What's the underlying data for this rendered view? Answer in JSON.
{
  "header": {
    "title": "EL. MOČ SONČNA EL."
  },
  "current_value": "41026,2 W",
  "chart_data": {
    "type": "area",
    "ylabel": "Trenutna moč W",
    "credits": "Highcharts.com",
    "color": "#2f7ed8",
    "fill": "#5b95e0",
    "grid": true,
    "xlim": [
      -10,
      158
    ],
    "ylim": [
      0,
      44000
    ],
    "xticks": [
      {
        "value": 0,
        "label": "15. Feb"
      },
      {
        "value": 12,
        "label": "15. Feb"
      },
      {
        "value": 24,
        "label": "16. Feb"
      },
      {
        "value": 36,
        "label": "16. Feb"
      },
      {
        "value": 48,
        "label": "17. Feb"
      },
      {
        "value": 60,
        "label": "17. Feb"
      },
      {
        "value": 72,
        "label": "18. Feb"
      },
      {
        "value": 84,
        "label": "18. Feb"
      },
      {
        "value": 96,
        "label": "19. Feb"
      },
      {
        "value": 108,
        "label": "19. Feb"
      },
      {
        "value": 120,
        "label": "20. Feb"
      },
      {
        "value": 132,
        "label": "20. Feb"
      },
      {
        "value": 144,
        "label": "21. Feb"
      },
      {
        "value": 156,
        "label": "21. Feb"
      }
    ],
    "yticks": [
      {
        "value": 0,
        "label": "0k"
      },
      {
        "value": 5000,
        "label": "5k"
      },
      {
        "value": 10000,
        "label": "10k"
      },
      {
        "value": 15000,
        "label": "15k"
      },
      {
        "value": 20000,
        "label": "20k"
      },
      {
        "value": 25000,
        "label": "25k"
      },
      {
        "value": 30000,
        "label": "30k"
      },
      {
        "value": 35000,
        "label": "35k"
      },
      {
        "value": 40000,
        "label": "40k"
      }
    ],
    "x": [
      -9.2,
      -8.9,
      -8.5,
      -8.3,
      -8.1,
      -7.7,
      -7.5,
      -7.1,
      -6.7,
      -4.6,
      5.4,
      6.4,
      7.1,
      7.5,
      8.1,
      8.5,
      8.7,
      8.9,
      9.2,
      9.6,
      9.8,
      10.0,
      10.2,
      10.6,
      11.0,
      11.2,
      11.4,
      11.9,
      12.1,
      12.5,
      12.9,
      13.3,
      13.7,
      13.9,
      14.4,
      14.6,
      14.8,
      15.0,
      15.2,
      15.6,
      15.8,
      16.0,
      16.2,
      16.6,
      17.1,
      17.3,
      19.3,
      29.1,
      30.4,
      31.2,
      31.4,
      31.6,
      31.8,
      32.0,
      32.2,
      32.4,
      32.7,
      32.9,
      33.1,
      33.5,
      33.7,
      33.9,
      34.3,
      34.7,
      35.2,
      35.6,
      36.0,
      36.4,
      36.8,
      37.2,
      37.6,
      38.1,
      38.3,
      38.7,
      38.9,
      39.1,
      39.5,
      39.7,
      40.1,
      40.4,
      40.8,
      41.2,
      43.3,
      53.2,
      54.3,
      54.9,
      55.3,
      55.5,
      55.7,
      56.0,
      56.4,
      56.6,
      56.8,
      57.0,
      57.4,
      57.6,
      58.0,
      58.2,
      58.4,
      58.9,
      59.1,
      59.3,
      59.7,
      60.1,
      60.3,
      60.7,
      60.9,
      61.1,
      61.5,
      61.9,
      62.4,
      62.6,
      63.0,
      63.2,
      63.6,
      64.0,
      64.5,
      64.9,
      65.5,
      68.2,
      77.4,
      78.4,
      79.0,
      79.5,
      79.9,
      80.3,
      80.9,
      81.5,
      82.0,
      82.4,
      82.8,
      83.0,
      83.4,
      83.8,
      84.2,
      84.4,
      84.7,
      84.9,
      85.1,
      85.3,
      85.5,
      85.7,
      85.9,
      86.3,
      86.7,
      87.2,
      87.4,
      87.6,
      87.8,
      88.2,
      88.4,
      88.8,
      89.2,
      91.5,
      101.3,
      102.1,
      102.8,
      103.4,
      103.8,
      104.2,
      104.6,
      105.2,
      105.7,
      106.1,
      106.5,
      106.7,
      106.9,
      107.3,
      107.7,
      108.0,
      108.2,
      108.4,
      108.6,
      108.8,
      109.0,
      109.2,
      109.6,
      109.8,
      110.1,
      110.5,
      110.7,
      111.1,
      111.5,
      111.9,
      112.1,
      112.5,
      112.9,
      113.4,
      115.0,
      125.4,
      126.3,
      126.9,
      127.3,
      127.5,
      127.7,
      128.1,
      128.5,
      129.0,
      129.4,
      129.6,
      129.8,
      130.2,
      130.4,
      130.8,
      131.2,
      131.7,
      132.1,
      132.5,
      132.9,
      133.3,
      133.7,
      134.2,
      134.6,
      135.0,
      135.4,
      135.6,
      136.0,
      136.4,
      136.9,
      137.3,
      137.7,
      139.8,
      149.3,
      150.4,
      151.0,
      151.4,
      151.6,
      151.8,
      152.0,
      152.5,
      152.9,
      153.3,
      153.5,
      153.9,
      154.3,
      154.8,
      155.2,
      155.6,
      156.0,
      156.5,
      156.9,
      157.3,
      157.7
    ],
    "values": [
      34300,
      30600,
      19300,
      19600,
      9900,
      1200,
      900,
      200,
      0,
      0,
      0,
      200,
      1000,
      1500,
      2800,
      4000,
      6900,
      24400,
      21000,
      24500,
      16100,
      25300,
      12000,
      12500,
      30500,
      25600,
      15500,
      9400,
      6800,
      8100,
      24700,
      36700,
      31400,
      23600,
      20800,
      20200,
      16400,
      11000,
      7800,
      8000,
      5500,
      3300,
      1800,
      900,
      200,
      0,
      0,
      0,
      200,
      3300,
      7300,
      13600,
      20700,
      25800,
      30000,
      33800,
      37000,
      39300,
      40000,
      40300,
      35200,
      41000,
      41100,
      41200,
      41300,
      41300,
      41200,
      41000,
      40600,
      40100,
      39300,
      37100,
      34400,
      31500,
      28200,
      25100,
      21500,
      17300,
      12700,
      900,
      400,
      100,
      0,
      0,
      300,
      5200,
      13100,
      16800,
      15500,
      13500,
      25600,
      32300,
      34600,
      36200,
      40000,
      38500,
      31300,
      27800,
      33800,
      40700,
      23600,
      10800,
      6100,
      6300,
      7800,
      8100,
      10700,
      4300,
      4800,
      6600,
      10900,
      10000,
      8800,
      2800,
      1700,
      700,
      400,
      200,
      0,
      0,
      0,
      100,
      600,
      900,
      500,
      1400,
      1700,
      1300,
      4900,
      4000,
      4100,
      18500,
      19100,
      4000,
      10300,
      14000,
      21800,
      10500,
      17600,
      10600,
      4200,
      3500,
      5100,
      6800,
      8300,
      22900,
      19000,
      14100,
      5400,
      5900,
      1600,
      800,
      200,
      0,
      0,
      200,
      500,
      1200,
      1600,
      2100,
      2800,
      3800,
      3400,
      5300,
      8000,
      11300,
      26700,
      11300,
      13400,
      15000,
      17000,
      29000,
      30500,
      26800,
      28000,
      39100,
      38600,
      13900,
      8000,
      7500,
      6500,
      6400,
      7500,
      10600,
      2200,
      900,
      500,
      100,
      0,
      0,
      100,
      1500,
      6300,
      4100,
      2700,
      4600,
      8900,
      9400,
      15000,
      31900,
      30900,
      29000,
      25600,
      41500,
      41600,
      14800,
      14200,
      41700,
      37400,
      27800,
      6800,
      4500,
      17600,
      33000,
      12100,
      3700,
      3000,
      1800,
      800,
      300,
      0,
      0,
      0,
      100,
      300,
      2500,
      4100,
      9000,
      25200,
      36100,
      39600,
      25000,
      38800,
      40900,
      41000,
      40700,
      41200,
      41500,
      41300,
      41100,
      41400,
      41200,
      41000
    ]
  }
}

Work to do: Print the listing above in its entirety, with every line exact.

Task result:
What's the underlying data for this rendered view? Answer in JSON.
{
  "header": {
    "title": "EL. MOČ SONČNA EL."
  },
  "current_value": "41026,2 W",
  "chart_data": {
    "type": "area",
    "ylabel": "Trenutna moč W",
    "credits": "Highcharts.com",
    "color": "#2f7ed8",
    "fill": "#5b95e0",
    "grid": true,
    "xlim": [
      -10,
      158
    ],
    "ylim": [
      0,
      44000
    ],
    "xticks": [
      {
        "value": 0,
        "label": "15. Feb"
      },
      {
        "value": 12,
        "label": "15. Feb"
      },
      {
        "value": 24,
        "label": "16. Feb"
      },
      {
        "value": 36,
        "label": "16. Feb"
      },
      {
        "value": 48,
        "label": "17. Feb"
      },
      {
        "value": 60,
        "label": "17. Feb"
      },
      {
        "value": 72,
        "label": "18. Feb"
      },
      {
        "value": 84,
        "label": "18. Feb"
      },
      {
        "value": 96,
        "label": "19. Feb"
      },
      {
        "value": 108,
        "label": "19. Feb"
      },
      {
        "value": 120,
        "label": "20. Feb"
      },
      {
        "value": 132,
        "label": "20. Feb"
      },
      {
        "value": 144,
        "label": "21. Feb"
      },
      {
        "value": 156,
        "label": "21. Feb"
      }
    ],
    "yticks": [
      {
        "value": 0,
        "label": "0k"
      },
      {
        "value": 5000,
        "label": "5k"
      },
      {
        "value": 10000,
        "label": "10k"
      },
      {
        "value": 15000,
        "label": "15k"
      },
      {
        "value": 20000,
        "label": "20k"
      },
      {
        "value": 25000,
        "label": "25k"
      },
      {
        "value": 30000,
        "label": "30k"
      },
      {
        "value": 35000,
        "label": "35k"
      },
      {
        "value": 40000,
        "label": "40k"
      }
    ],
    "x": [
      -9.2,
      -8.9,
      -8.5,
      -8.3,
      -8.1,
      -7.7,
      -7.5,
      -7.1,
      -6.7,
      -4.6,
      5.4,
      6.4,
      7.1,
      7.5,
      8.1,
      8.5,
      8.7,
      8.9,
      9.2,
      9.6,
      9.8,
      10.0,
      10.2,
      10.6,
      11.0,
      11.2,
      11.4,
      11.9,
      12.1,
      12.5,
      12.9,
      13.3,
      13.7,
      13.9,
      14.4,
      14.6,
      14.8,
      15.0,
      15.2,
      15.6,
      15.8,
      16.0,
      16.2,
      16.6,
      17.1,
      17.3,
      19.3,
      29.1,
      30.4,
      31.2,
      31.4,
      31.6,
      31.8,
      32.0,
      32.2,
      32.4,
      32.7,
      32.9,
      33.1,
      33.5,
      33.7,
      33.9,
      34.3,
      34.7,
      35.2,
      35.6,
      36.0,
      36.4,
      36.8,
      37.2,
      37.6,
      38.1,
      38.3,
      38.7,
      38.9,
      39.1,
      39.5,
      39.7,
      40.1,
      40.4,
      40.8,
      41.2,
      43.3,
      53.2,
      54.3,
      54.9,
      55.3,
      55.5,
      55.7,
      56.0,
      56.4,
      56.6,
      56.8,
      57.0,
      57.4,
      57.6,
      58.0,
      58.2,
      58.4,
      58.9,
      59.1,
      59.3,
      59.7,
      60.1,
      60.3,
      60.7,
      60.9,
      61.1,
      61.5,
      61.9,
      62.4,
      62.6,
      63.0,
      63.2,
      63.6,
      64.0,
      64.5,
      64.9,
      65.5,
      68.2,
      77.4,
      78.4,
      79.0,
      79.5,
      79.9,
      80.3,
      80.9,
      81.5,
      82.0,
      82.4,
      82.8,
      83.0,
      83.4,
      83.8,
      84.2,
      84.4,
      84.7,
      84.9,
      85.1,
      85.3,
      85.5,
      85.7,
      85.9,
      86.3,
      86.7,
      87.2,
      87.4,
      87.6,
      87.8,
      88.2,
      88.4,
      88.8,
      89.2,
      91.5,
      101.3,
      102.1,
      102.8,
      103.4,
      103.8,
      104.2,
      104.6,
      105.2,
      105.7,
      106.1,
      106.5,
      106.7,
      106.9,
      107.3,
      107.7,
      108.0,
      108.2,
      108.4,
      108.6,
      108.8,
      109.0,
      109.2,
      109.6,
      109.8,
      110.1,
      110.5,
      110.7,
      111.1,
      111.5,
      111.9,
      112.1,
      112.5,
      112.9,
      113.4,
      115.0,
      125.4,
      126.3,
      126.9,
      127.3,
      127.5,
      127.7,
      128.1,
      128.5,
      129.0,
      129.4,
      129.6,
      129.8,
      130.2,
      130.4,
      130.8,
      131.2,
      131.7,
      132.1,
      132.5,
      132.9,
      133.3,
      133.7,
      134.2,
      134.6,
      135.0,
      135.4,
      135.6,
      136.0,
      136.4,
      136.9,
      137.3,
      137.7,
      139.8,
      149.3,
      150.4,
      151.0,
      151.4,
      151.6,
      151.8,
      152.0,
      152.5,
      152.9,
      153.3,
      153.5,
      153.9,
      154.3,
      154.8,
      155.2,
      155.6,
      156.0,
      156.5,
      156.9,
      157.3,
      157.7
    ],
    "values": [
      34300,
      30600,
      19300,
      19600,
      9900,
      1200,
      900,
      200,
      0,
      0,
      0,
      200,
      1000,
      1500,
      2800,
      4000,
      6900,
      24400,
      21000,
      24500,
      16100,
      25300,
      12000,
      12500,
      30500,
      25600,
      15500,
      9400,
      6800,
      8100,
      24700,
      36700,
      31400,
      23600,
      20800,
      20200,
      16400,
      11000,
      7800,
      8000,
      5500,
      3300,
      1800,
      900,
      200,
      0,
      0,
      0,
      200,
      3300,
      7300,
      13600,
      20700,
      25800,
      30000,
      33800,
      37000,
      39300,
      40000,
      40300,
      35200,
      41000,
      41100,
      41200,
      41300,
      41300,
      41200,
      41000,
      40600,
      40100,
      39300,
      37100,
      34400,
      31500,
      28200,
      25100,
      21500,
      17300,
      12700,
      900,
      400,
      100,
      0,
      0,
      300,
      5200,
      13100,
      16800,
      15500,
      13500,
      25600,
      32300,
      34600,
      36200,
      40000,
      38500,
      31300,
      27800,
      33800,
      40700,
      23600,
      10800,
      6100,
      6300,
      7800,
      8100,
      10700,
      4300,
      4800,
      6600,
      10900,
      10000,
      8800,
      2800,
      1700,
      700,
      400,
      200,
      0,
      0,
      0,
      100,
      600,
      900,
      500,
      1400,
      1700,
      1300,
      4900,
      4000,
      4100,
      18500,
      19100,
      4000,
      10300,
      14000,
      21800,
      10500,
      17600,
      10600,
      4200,
      3500,
      5100,
      6800,
      8300,
      22900,
      19000,
      14100,
      5400,
      5900,
      1600,
      800,
      200,
      0,
      0,
      200,
      500,
      1200,
      1600,
      2100,
      2800,
      3800,
      3400,
      5300,
      8000,
      11300,
      26700,
      11300,
      13400,
      15000,
      17000,
      29000,
      30500,
      26800,
      28000,
      39100,
      38600,
      13900,
      8000,
      7500,
      6500,
      6400,
      7500,
      10600,
      2200,
      900,
      500,
      100,
      0,
      0,
      100,
      1500,
      6300,
      4100,
      2700,
      4600,
      8900,
      9400,
      15000,
      31900,
      30900,
      29000,
      25600,
      41500,
      41600,
      14800,
      14200,
      41700,
      37400,
      27800,
      6800,
      4500,
      17600,
      33000,
      12100,
      3700,
      3000,
      1800,
      800,
      300,
      0,
      0,
      0,
      100,
      300,
      2500,
      4100,
      9000,
      25200,
      36100,
      39600,
      25000,
      38800,
      40900,
      41000,
      40700,
      41200,
      41500,
      41300,
      41100,
      41400,
      41200,
      41000
    ]
  }
}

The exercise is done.